**Your objective**. All of the records below need to be copied exactly.

Records from a data collection

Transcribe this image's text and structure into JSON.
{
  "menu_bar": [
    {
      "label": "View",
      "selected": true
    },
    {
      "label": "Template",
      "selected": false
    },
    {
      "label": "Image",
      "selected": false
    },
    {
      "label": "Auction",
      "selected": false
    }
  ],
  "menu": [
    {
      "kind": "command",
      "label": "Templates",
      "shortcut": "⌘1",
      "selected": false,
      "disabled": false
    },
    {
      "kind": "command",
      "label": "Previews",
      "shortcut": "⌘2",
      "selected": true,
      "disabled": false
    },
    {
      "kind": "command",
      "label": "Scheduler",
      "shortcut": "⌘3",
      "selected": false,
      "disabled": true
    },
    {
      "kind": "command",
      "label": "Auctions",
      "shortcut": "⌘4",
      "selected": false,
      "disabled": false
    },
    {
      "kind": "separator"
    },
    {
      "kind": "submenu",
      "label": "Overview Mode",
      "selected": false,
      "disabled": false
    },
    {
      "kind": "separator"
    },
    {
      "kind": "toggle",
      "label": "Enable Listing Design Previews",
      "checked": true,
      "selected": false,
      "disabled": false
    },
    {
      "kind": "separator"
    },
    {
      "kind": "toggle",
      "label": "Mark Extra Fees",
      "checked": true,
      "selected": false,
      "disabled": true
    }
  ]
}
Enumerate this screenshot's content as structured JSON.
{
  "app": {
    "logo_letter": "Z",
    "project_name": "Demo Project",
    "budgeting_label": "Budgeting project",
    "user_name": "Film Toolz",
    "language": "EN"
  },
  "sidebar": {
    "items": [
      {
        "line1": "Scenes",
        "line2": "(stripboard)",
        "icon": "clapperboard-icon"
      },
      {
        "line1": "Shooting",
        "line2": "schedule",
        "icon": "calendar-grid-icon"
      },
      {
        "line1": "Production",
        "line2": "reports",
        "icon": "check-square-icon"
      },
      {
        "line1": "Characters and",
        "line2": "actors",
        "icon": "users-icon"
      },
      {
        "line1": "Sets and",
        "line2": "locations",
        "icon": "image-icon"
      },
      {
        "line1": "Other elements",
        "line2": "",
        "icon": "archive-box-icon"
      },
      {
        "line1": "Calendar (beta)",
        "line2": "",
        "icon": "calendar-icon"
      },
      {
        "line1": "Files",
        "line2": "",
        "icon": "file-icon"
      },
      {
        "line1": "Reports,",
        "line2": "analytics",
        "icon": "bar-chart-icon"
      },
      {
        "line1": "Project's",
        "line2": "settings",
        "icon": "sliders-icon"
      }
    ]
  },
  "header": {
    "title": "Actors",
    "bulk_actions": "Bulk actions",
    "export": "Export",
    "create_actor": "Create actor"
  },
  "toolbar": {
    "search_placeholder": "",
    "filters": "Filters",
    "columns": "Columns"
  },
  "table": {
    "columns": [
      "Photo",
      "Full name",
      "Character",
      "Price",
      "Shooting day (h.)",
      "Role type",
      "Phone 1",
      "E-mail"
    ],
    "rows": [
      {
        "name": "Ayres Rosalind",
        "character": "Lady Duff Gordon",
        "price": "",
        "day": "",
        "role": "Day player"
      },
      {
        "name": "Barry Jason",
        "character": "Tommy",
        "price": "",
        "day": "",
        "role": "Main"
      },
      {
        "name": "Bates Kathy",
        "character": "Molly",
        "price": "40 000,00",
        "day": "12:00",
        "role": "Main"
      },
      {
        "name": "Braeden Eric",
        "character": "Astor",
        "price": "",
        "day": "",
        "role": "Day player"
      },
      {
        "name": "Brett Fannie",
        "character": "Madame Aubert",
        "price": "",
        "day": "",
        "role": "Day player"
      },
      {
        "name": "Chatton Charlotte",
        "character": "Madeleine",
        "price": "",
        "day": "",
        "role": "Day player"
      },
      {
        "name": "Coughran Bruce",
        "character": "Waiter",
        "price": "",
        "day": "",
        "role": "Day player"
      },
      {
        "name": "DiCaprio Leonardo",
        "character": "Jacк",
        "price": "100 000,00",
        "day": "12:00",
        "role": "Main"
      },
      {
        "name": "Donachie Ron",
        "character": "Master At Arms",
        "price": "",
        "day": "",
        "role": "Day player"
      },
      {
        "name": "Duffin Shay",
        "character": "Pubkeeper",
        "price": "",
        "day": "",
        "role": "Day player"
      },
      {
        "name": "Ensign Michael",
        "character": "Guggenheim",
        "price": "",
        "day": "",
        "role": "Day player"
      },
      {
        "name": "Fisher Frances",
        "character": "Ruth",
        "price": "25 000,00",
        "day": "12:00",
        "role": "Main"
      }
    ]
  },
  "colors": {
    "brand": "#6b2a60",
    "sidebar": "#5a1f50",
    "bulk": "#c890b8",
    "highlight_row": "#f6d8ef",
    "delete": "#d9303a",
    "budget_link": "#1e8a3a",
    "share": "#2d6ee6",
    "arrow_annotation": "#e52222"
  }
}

**Response for this exercise**.
Transcribe this image's text and structure into JSON.
{
  "menu_bar": [
    {
      "label": "View",
      "selected": true
    },
    {
      "label": "Template",
      "selected": false
    },
    {
      "label": "Image",
      "selected": false
    },
    {
      "label": "Auction",
      "selected": false
    }
  ],
  "menu": [
    {
      "kind": "command",
      "label": "Templates",
      "shortcut": "⌘1",
      "selected": false,
      "disabled": false
    },
    {
      "kind": "command",
      "label": "Previews",
      "shortcut": "⌘2",
      "selected": true,
      "disabled": false
    },
    {
      "kind": "command",
      "label": "Scheduler",
      "shortcut": "⌘3",
      "selected": false,
      "disabled": true
    },
    {
      "kind": "command",
      "label": "Auctions",
      "shortcut": "⌘4",
      "selected": false,
      "disabled": false
    },
    {
      "kind": "separator"
    },
    {
      "kind": "submenu",
      "label": "Overview Mode",
      "selected": false,
      "disabled": false
    },
    {
      "kind": "separator"
    },
    {
      "kind": "toggle",
      "label": "Enable Listing Design Previews",
      "checked": true,
      "selected": false,
      "disabled": false
    },
    {
      "kind": "separator"
    },
    {
      "kind": "toggle",
      "label": "Mark Extra Fees",
      "checked": true,
      "selected": false,
      "disabled": true
    }
  ]
}
Enumerate this screenshot's content as structured JSON.
{
  "app": {
    "logo_letter": "Z",
    "project_name": "Demo Project",
    "budgeting_label": "Budgeting project",
    "user_name": "Film Toolz",
    "language": "EN"
  },
  "sidebar": {
    "items": [
      {
        "line1": "Scenes",
        "line2": "(stripboard)",
        "icon": "clapperboard-icon"
      },
      {
        "line1": "Shooting",
        "line2": "schedule",
        "icon": "calendar-grid-icon"
      },
      {
        "line1": "Production",
        "line2": "reports",
        "icon": "check-square-icon"
      },
      {
        "line1": "Characters and",
        "line2": "actors",
        "icon": "users-icon"
      },
      {
        "line1": "Sets and",
        "line2": "locations",
        "icon": "image-icon"
      },
      {
        "line1": "Other elements",
        "line2": "",
        "icon": "archive-box-icon"
      },
      {
        "line1": "Calendar (beta)",
        "line2": "",
        "icon": "calendar-icon"
      },
      {
        "line1": "Files",
        "line2": "",
        "icon": "file-icon"
      },
      {
        "line1": "Reports,",
        "line2": "analytics",
        "icon": "bar-chart-icon"
      },
      {
        "line1": "Project's",
        "line2": "settings",
        "icon": "sliders-icon"
      }
    ]
  },
  "header": {
    "title": "Actors",
    "bulk_actions": "Bulk actions",
    "export": "Export",
    "create_actor": "Create actor"
  },
  "toolbar": {
    "search_placeholder": "",
    "filters": "Filters",
    "columns": "Columns"
  },
  "table": {
    "columns": [
      "Photo",
      "Full name",
      "Character",
      "Price",
      "Shooting day (h.)",
      "Role type",
      "Phone 1",
      "E-mail"
    ],
    "rows": [
      {
        "name": "Ayres Rosalind",
        "character": "Lady Duff Gordon",
        "price": "",
        "day": "",
        "role": "Day player"
      },
      {
        "name": "Barry Jason",
        "character": "Tommy",
        "price": "",
        "day": "",
        "role": "Main"
      },
      {
        "name": "Bates Kathy",
        "character": "Molly",
        "price": "40 000,00",
        "day": "12:00",
        "role": "Main"
      },
      {
        "name": "Braeden Eric",
        "character": "Astor",
        "price": "",
        "day": "",
        "role": "Day player"
      },
      {
        "name": "Brett Fannie",
        "character": "Madame Aubert",
        "price": "",
        "day": "",
        "role": "Day player"
      },
      {
        "name": "Chatton Charlotte",
        "character": "Madeleine",
        "price": "",
        "day": "",
        "role": "Day player"
      },
      {
        "name": "Coughran Bruce",
        "character": "Waiter",
        "price": "",
        "day": "",
        "role": "Day player"
      },
      {
        "name": "DiCaprio Leonardo",
        "character": "Jacк",
        "price": "100 000,00",
        "day": "12:00",
        "role": "Main"
      },
      {
        "name": "Donachie Ron",
        "character": "Master At Arms",
        "price": "",
        "day": "",
        "role": "Day player"
      },
      {
        "name": "Duffin Shay",
        "character": "Pubkeeper",
        "price": "",
        "day": "",
        "role": "Day player"
      },
      {
        "name": "Ensign Michael",
        "character": "Guggenheim",
        "price": "",
        "day": "",
        "role": "Day player"
      },
      {
        "name": "Fisher Frances",
        "character": "Ruth",
        "price": "25 000,00",
        "day": "12:00",
        "role": "Main"
      }
    ]
  },
  "colors": {
    "brand": "#6b2a60",
    "sidebar": "#5a1f50",
    "bulk": "#c890b8",
    "highlight_row": "#f6d8ef",
    "delete": "#d9303a",
    "budget_link": "#1e8a3a",
    "share": "#2d6ee6",
    "arrow_annotation": "#e52222"
  }
}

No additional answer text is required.